Stored entries

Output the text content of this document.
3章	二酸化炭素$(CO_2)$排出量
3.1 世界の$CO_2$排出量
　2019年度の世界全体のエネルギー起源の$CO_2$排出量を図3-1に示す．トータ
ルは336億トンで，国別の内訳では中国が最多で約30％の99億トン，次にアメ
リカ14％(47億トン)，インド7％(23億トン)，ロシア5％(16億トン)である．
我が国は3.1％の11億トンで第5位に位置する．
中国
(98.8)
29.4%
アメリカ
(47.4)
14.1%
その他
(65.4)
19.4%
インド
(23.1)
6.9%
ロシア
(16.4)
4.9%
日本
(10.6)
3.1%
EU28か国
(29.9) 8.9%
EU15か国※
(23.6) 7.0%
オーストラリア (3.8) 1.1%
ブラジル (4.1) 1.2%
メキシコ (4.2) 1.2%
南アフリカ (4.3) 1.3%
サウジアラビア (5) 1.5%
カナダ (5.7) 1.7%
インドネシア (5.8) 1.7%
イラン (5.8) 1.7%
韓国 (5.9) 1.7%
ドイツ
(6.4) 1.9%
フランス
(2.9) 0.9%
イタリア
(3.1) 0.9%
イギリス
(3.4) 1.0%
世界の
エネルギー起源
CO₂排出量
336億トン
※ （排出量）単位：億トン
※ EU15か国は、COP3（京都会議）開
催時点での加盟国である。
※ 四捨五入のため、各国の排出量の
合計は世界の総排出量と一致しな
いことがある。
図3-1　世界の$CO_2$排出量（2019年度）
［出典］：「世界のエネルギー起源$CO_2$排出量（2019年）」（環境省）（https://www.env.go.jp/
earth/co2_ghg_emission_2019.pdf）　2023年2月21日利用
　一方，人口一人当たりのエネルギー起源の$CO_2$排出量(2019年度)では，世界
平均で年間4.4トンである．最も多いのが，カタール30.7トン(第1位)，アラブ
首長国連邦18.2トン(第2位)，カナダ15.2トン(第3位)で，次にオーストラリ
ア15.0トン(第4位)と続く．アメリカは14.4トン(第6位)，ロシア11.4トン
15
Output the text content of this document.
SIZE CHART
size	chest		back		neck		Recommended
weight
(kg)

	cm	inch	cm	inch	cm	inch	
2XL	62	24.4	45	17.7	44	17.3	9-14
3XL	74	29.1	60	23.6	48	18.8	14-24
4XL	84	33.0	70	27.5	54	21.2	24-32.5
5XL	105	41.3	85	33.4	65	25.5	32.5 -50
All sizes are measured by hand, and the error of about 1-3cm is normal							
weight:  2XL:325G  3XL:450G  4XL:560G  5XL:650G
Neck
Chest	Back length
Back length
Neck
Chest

**YOUR GOAL**
Return every line exactly.

**SOLUTION TO THIS PROBLEM**
Output the text content of this document.
3章	二酸化炭素$(CO_2)$排出量
3.1 世界の$CO_2$排出量
　2019年度の世界全体のエネルギー起源の$CO_2$排出量を図3-1に示す．トータ
ルは336億トンで，国別の内訳では中国が最多で約30％の99億トン，次にアメ
リカ14％(47億トン)，インド7％(23億トン)，ロシア5％(16億トン)である．
我が国は3.1％の11億トンで第5位に位置する．
中国
(98.8)
29.4%
アメリカ
(47.4)
14.1%
その他
(65.4)
19.4%
インド
(23.1)
6.9%
ロシア
(16.4)
4.9%
日本
(10.6)
3.1%
EU28か国
(29.9) 8.9%
EU15か国※
(23.6) 7.0%
オーストラリア (3.8) 1.1%
ブラジル (4.1) 1.2%
メキシコ (4.2) 1.2%
南アフリカ (4.3) 1.3%
サウジアラビア (5) 1.5%
カナダ (5.7) 1.7%
インドネシア (5.8) 1.7%
イラン (5.8) 1.7%
韓国 (5.9) 1.7%
ドイツ
(6.4) 1.9%
フランス
(2.9) 0.9%
イタリア
(3.1) 0.9%
イギリス
(3.4) 1.0%
世界の
エネルギー起源
CO₂排出量
336億トン
※ （排出量）単位：億トン
※ EU15か国は、COP3（京都会議）開
催時点での加盟国である。
※ 四捨五入のため、各国の排出量の
合計は世界の総排出量と一致しな
いことがある。
図3-1　世界の$CO_2$排出量（2019年度）
［出典］：「世界のエネルギー起源$CO_2$排出量（2019年）」（環境省）（https://www.env.go.jp/
earth/co2_ghg_emission_2019.pdf）　2023年2月21日利用
　一方，人口一人当たりのエネルギー起源の$CO_2$排出量(2019年度)では，世界
平均で年間4.4トンである．最も多いのが，カタール30.7トン(第1位)，アラブ
首長国連邦18.2トン(第2位)，カナダ15.2トン(第3位)で，次にオーストラリ
ア15.0トン(第4位)と続く．アメリカは14.4トン(第6位)，ロシア11.4トン
15
Output the text content of this document.
SIZE CHART
size	chest		back		neck		Recommended
weight
(kg)

	cm	inch	cm	inch	cm	inch	
2XL	62	24.4	45	17.7	44	17.3	9-14
3XL	74	29.1	60	23.6	48	18.8	14-24
4XL	84	33.0	70	27.5	54	21.2	24-32.5
5XL	105	41.3	85	33.4	65	25.5	32.5 -50
All sizes are measured by hand, and the error of about 1-3cm is normal							
weight:  2XL:325G  3XL:450G  4XL:560G  5XL:650G
Neck
Chest	Back length
Back length
Neck
Chest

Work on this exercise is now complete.